# Exercise instructions
Leave out the pictures; transcribe all else exactly.

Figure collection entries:
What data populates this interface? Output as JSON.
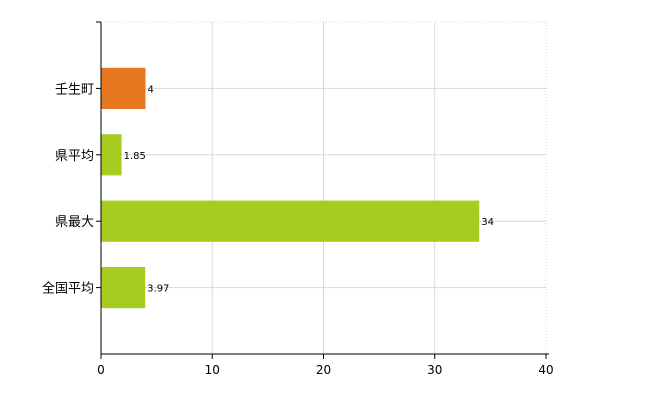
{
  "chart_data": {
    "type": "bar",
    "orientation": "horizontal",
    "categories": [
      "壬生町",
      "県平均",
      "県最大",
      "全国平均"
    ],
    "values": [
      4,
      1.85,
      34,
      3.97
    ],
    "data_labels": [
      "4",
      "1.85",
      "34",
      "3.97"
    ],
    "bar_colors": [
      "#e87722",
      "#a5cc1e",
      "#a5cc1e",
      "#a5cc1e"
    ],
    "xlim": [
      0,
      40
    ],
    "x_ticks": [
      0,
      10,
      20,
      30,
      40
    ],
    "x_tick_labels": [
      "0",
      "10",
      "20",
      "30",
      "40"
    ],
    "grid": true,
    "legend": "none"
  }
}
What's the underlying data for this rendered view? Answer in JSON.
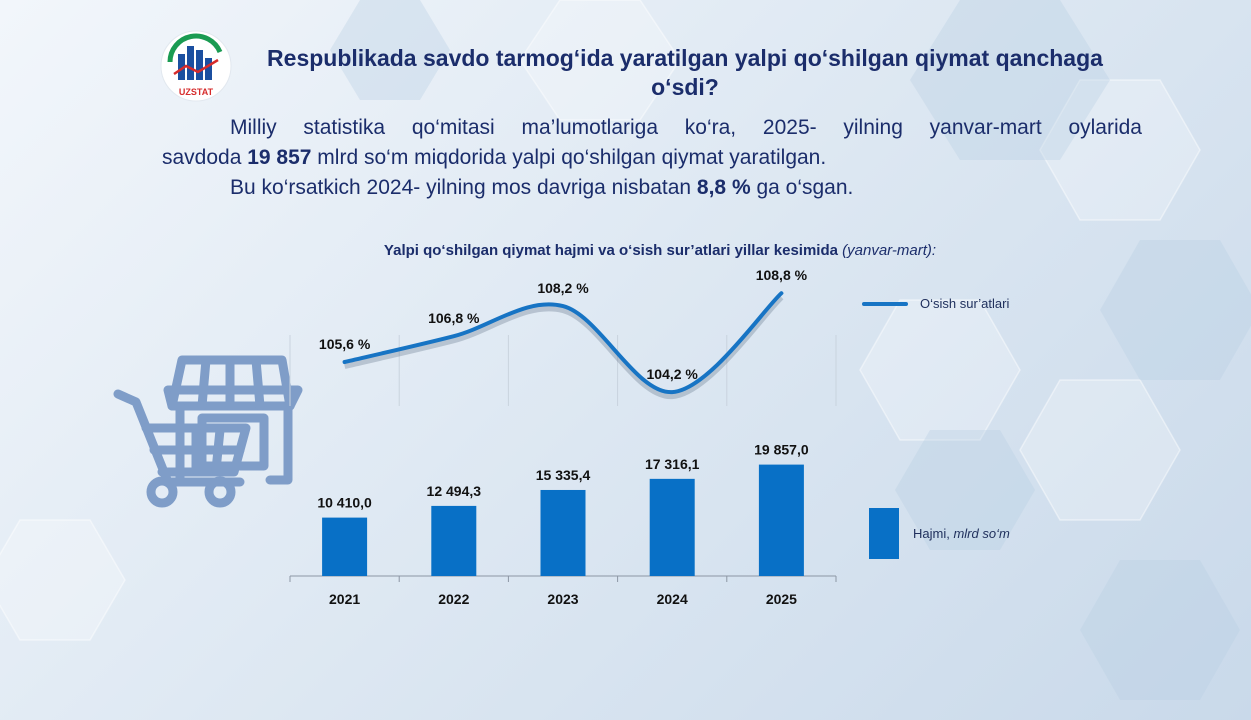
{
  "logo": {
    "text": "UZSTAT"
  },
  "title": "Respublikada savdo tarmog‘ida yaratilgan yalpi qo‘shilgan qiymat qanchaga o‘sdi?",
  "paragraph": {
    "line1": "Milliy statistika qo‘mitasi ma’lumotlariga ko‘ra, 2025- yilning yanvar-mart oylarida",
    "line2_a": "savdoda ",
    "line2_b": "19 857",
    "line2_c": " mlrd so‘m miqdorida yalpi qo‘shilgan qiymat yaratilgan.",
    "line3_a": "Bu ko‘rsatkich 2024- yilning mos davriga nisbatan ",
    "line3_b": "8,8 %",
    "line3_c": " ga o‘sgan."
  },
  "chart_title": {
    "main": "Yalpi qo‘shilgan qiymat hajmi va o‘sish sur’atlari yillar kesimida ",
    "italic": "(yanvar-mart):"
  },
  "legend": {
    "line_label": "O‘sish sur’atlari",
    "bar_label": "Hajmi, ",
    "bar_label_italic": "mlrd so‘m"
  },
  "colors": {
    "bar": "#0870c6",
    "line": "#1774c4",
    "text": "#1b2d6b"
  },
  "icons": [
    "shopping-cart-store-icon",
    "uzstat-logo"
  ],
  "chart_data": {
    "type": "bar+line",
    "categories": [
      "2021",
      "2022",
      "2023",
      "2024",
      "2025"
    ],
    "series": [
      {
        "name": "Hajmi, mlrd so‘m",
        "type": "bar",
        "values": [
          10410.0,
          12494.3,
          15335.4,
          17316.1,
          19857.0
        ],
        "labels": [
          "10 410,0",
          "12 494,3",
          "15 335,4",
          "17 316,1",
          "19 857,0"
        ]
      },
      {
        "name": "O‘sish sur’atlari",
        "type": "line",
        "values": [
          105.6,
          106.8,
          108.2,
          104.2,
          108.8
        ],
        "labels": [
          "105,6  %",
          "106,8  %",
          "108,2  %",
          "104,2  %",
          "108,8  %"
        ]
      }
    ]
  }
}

# Answer for this exercise
What data populates this interface? Output as JSON.
{
  "chart_data": {
    "type": "bar",
    "orientation": "horizontal",
    "categories": [
      "壬生町",
      "県平均",
      "県最大",
      "全国平均"
    ],
    "values": [
      4,
      1.85,
      34,
      3.97
    ],
    "data_labels": [
      "4",
      "1.85",
      "34",
      "3.97"
    ],
    "bar_colors": [
      "#e87722",
      "#a5cc1e",
      "#a5cc1e",
      "#a5cc1e"
    ],
    "xlim": [
      0,
      40
    ],
    "x_ticks": [
      0,
      10,
      20,
      30,
      40
    ],
    "x_tick_labels": [
      "0",
      "10",
      "20",
      "30",
      "40"
    ],
    "grid": true,
    "legend": "none"
  }
}
What's the underlying data for this rendered view? Answer in JSON.
{
  "logo": {
    "text": "UZSTAT"
  },
  "title": "Respublikada savdo tarmog‘ida yaratilgan yalpi qo‘shilgan qiymat qanchaga o‘sdi?",
  "paragraph": {
    "line1": "Milliy statistika qo‘mitasi ma’lumotlariga ko‘ra, 2025- yilning yanvar-mart oylarida",
    "line2_a": "savdoda ",
    "line2_b": "19 857",
    "line2_c": " mlrd so‘m miqdorida yalpi qo‘shilgan qiymat yaratilgan.",
    "line3_a": "Bu ko‘rsatkich 2024- yilning mos davriga nisbatan ",
    "line3_b": "8,8 %",
    "line3_c": " ga o‘sgan."
  },
  "chart_title": {
    "main": "Yalpi qo‘shilgan qiymat hajmi va o‘sish sur’atlari yillar kesimida ",
    "italic": "(yanvar-mart):"
  },
  "legend": {
    "line_label": "O‘sish sur’atlari",
    "bar_label": "Hajmi, ",
    "bar_label_italic": "mlrd so‘m"
  },
  "colors": {
    "bar": "#0870c6",
    "line": "#1774c4",
    "text": "#1b2d6b"
  },
  "icons": [
    "shopping-cart-store-icon",
    "uzstat-logo"
  ],
  "chart_data": {
    "type": "bar+line",
    "categories": [
      "2021",
      "2022",
      "2023",
      "2024",
      "2025"
    ],
    "series": [
      {
        "name": "Hajmi, mlrd so‘m",
        "type": "bar",
        "values": [
          10410.0,
          12494.3,
          15335.4,
          17316.1,
          19857.0
        ],
        "labels": [
          "10 410,0",
          "12 494,3",
          "15 335,4",
          "17 316,1",
          "19 857,0"
        ]
      },
      {
        "name": "O‘sish sur’atlari",
        "type": "line",
        "values": [
          105.6,
          106.8,
          108.2,
          104.2,
          108.8
        ],
        "labels": [
          "105,6  %",
          "106,8  %",
          "108,2  %",
          "104,2  %",
          "108,8  %"
        ]
      }
    ]
  }
}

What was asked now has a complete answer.